Find every line in the records below that holds the word "ditonton" and copy it.
* * * * * * * * *
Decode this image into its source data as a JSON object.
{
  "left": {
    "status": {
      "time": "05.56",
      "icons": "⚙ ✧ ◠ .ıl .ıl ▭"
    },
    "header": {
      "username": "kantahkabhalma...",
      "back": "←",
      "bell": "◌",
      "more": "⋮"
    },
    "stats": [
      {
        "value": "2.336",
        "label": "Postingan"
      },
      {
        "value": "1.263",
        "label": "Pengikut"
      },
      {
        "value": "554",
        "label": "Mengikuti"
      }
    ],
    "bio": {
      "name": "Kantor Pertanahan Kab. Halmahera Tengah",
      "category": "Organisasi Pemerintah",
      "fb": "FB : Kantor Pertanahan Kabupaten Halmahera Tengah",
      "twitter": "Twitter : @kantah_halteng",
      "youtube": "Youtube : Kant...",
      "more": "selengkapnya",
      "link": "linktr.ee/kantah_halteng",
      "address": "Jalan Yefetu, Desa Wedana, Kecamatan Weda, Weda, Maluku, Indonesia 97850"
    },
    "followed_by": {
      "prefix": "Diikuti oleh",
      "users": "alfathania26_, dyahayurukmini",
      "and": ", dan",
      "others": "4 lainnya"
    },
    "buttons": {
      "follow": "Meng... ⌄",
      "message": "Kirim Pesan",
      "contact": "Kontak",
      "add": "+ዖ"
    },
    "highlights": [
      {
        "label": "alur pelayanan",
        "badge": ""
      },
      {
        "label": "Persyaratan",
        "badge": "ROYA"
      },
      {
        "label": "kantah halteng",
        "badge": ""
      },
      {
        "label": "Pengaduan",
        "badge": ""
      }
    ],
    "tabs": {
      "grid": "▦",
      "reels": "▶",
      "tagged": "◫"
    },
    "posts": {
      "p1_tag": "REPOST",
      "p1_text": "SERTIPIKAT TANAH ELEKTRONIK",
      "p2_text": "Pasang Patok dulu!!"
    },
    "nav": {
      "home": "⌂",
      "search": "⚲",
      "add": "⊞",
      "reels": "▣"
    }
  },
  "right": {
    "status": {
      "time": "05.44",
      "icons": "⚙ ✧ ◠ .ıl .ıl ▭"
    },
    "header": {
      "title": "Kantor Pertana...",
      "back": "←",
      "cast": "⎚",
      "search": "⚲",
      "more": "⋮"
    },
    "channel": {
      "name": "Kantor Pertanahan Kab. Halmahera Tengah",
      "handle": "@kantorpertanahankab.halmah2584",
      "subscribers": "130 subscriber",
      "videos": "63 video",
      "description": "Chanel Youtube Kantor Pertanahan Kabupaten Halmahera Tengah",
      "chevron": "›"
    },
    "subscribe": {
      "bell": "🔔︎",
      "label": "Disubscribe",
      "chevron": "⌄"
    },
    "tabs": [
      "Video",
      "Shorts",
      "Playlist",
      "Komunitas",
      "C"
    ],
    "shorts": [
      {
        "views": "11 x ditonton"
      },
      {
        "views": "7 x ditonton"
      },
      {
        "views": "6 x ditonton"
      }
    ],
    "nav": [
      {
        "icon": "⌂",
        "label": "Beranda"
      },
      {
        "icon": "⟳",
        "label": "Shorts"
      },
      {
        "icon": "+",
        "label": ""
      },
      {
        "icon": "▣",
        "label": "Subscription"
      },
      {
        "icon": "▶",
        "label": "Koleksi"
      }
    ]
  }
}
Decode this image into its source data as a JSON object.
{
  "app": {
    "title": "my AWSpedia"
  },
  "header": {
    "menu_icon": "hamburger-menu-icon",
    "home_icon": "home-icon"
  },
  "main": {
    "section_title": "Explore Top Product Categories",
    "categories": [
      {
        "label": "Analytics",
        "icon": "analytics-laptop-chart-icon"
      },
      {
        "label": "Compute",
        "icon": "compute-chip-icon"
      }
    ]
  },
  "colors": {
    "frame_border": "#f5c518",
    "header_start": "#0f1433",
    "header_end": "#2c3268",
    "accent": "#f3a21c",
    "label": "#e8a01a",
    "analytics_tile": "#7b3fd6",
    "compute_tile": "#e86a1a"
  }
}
* * * * * * * * *
**SOLUTION TO THE EXERCISE:**
        "views": "11 x ditonton"
        "views": "7 x ditonton"
        "views": "6 x ditonton"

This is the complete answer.